DIRECTIONS
Any picture among the records should be left out, please; retype the rest exactly.

(Collected data entries)
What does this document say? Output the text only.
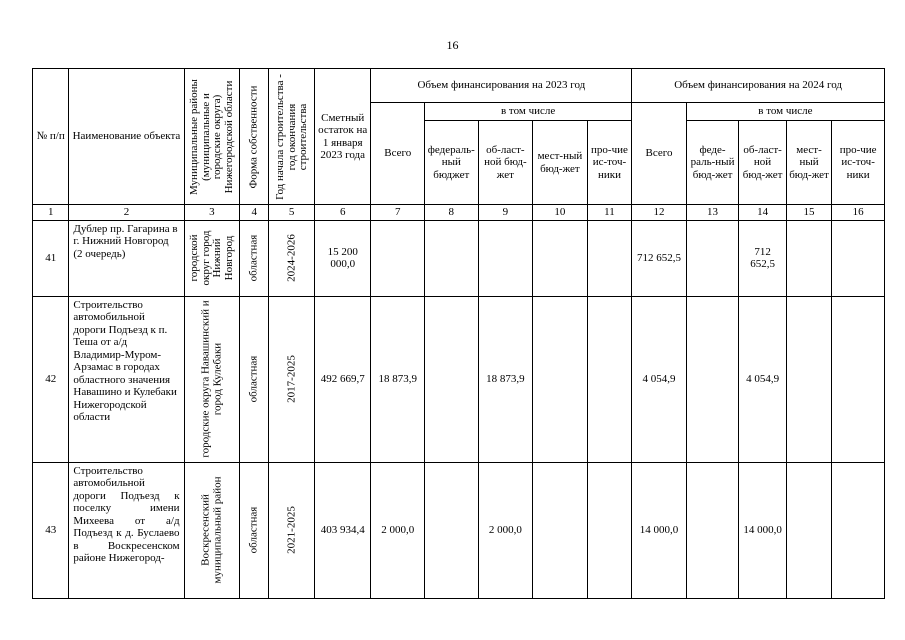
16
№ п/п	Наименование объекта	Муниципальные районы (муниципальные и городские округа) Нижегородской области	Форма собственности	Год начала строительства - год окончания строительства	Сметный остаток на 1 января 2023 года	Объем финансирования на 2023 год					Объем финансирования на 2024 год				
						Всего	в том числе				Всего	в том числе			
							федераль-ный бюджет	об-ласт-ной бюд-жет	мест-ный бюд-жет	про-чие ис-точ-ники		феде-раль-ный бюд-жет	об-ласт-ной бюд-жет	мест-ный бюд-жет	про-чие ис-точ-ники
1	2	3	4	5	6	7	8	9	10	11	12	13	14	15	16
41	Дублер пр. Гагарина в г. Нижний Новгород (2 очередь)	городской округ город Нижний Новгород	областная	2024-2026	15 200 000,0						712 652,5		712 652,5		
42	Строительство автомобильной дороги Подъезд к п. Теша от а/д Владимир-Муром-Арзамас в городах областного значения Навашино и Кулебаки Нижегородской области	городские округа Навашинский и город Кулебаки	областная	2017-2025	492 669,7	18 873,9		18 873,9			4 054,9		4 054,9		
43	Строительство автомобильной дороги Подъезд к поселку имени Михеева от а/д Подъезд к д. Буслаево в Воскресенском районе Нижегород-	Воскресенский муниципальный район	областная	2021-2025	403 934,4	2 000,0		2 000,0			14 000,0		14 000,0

WRITTEN SOLUTION
What does this document say? Output the text only.
16
№ п/п	Наименование объекта	Муниципальные районы (муниципальные и городские округа) Нижегородской области	Форма собственности	Год начала строительства - год окончания строительства	Сметный остаток на 1 января 2023 года	Объем финансирования на 2023 год					Объем финансирования на 2024 год				
						Всего	в том числе				Всего	в том числе			
							федераль-ный бюджет	об-ласт-ной бюд-жет	мест-ный бюд-жет	про-чие ис-точ-ники		феде-раль-ный бюд-жет	об-ласт-ной бюд-жет	мест-ный бюд-жет	про-чие ис-точ-ники
1	2	3	4	5	6	7	8	9	10	11	12	13	14	15	16
41	Дублер пр. Гагарина в г. Нижний Новгород (2 очередь)	городской округ город Нижний Новгород	областная	2024-2026	15 200 000,0						712 652,5		712 652,5		
42	Строительство автомобильной дороги Подъезд к п. Теша от а/д Владимир-Муром-Арзамас в городах областного значения Навашино и Кулебаки Нижегородской области	городские округа Навашинский и город Кулебаки	областная	2017-2025	492 669,7	18 873,9		18 873,9			4 054,9		4 054,9		
43	Строительство автомобильной дороги Подъезд к поселку имени Михеева от а/д Подъезд к д. Буслаево в Воскресенском районе Нижегород-	Воскресенский муниципальный район	областная	2021-2025	403 934,4	2 000,0		2 000,0			14 000,0		14 000,0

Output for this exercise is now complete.